■ EXERCISE MATERIALS:
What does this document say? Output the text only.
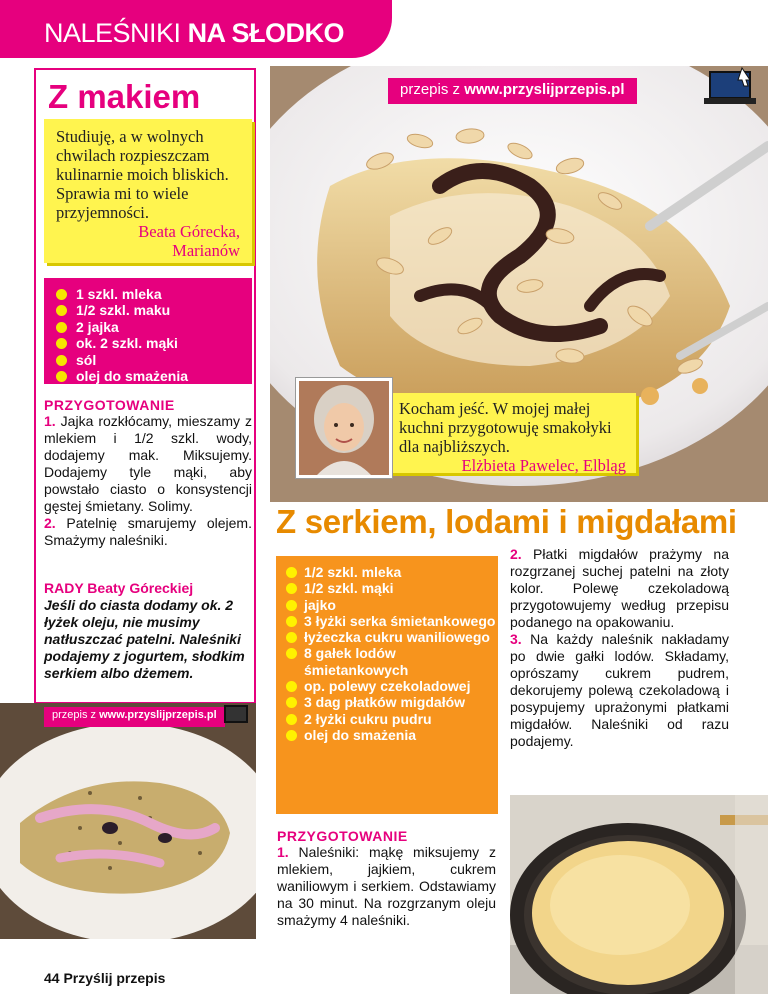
NALEŚNIKI NA SŁODKO
przepis z www.przyslijprzepis.pl
Z makiem
Studiuję, a w wolnych chwilach rozpieszczam kulinarnie moich bliskich. Sprawia mi to wiele przyjemności.
Beata Górecka,
Marianów
1 szkl. mleka
1/2 szkl. maku
2 jajka
ok. 2 szkl. mąki
sól
olej do smażenia
PRZYGOTOWANIE

1. Jajka rozkłócamy, mieszamy z mlekiem i 1/2 szkl. wody, dodajemy mak. Miksujemy. Dodajemy tyle mąki, aby powstało ciasto o konsystencji gęstej śmietany. Solimy.

2. Patelnię smarujemy olejem. Smażymy naleśniki.

RADY Beaty Góreckiej

Jeśli do ciasta dodamy ok. 2 łyżek oleju, nie musimy natłuszczać patelni. Naleśniki podajemy z jogurtem, słodkim serkiem albo dżemem.

przepis z www.przyslijprzepis.pl
Kocham jeść. W mojej małej kuchni przygotowuję smakołyki dla najbliższych.
Elżbieta Pawelec, Elbląg
Z serkiem, lodami i migdałami
1/2 szkl. mleka
1/2 szkl. mąki
jajko
3 łyżki serka śmietankowego
łyżeczka cukru waniliowego
8 gałek lodów śmietankowych
op. polewy czekoladowej
3 dag płatków migdałów
2 łyżki cukru pudru
olej do smażenia
PRZYGOTOWANIE

1. Naleśniki: mąkę miksujemy z mlekiem, jajkiem, cukrem waniliowym i serkiem. Odstawiamy na 30 minut. Na rozgrzanym oleju smażymy 4 naleśniki.

2. Płatki migdałów prażymy na rozgrzanej suchej patelni na złoty kolor. Polewę czekoladową przygotowujemy według przepisu podanego na opakowaniu.

3. Na każdy naleśnik nakładamy po dwie gałki lodów. Składamy, oprószamy cukrem pudrem, dekorujemy polewą czekoladową i posypujemy uprażonymi płatkami migdałów. Naleśniki od razu podajemy.

44 Przyślij przepis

■ AIM:
List all lines holding the string "cukru".

■ OUTPUT FOR THIS EXERCISE:
łyżeczka cukru waniliowego
2 łyżki cukru pudru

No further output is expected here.